Data section >>
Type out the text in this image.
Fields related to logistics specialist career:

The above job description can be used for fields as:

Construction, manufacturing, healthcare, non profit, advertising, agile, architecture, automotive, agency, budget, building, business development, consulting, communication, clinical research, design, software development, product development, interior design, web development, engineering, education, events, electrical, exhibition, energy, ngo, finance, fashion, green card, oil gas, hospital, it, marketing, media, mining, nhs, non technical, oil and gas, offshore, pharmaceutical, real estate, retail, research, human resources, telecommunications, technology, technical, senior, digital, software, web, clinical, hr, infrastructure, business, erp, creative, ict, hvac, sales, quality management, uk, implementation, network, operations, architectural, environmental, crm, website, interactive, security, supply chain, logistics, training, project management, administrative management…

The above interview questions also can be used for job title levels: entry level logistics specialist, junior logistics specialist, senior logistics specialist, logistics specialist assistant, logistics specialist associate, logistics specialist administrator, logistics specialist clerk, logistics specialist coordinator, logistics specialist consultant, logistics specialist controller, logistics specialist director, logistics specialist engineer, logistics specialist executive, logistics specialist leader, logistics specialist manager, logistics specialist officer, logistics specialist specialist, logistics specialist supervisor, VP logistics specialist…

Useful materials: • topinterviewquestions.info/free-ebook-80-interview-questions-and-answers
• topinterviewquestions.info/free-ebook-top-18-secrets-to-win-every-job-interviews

Directions >> Using the exact wording, write out all of the records.

Complete response >>
Type out the text in this image.
Fields related to logistics specialist career:

The above job description can be used for fields as:

Construction, manufacturing, healthcare, non profit, advertising, agile, architecture, automotive, agency, budget, building, business development, consulting, communication, clinical research, design, software development, product development, interior design, web development, engineering, education, events, electrical, exhibition, energy, ngo, finance, fashion, green card, oil gas, hospital, it, marketing, media, mining, nhs, non technical, oil and gas, offshore, pharmaceutical, real estate, retail, research, human resources, telecommunications, technology, technical, senior, digital, software, web, clinical, hr, infrastructure, business, erp, creative, ict, hvac, sales, quality management, uk, implementation, network, operations, architectural, environmental, crm, website, interactive, security, supply chain, logistics, training, project management, administrative management…

The above interview questions also can be used for job title levels: entry level logistics specialist, junior logistics specialist, senior logistics specialist, logistics specialist assistant, logistics specialist associate, logistics specialist administrator, logistics specialist clerk, logistics specialist coordinator, logistics specialist consultant, logistics specialist controller, logistics specialist director, logistics specialist engineer, logistics specialist executive, logistics specialist leader, logistics specialist manager, logistics specialist officer, logistics specialist specialist, logistics specialist supervisor, VP logistics specialist…

Useful materials: • topinterviewquestions.info/free-ebook-80-interview-questions-and-answers
• topinterviewquestions.info/free-ebook-top-18-secrets-to-win-every-job-interviews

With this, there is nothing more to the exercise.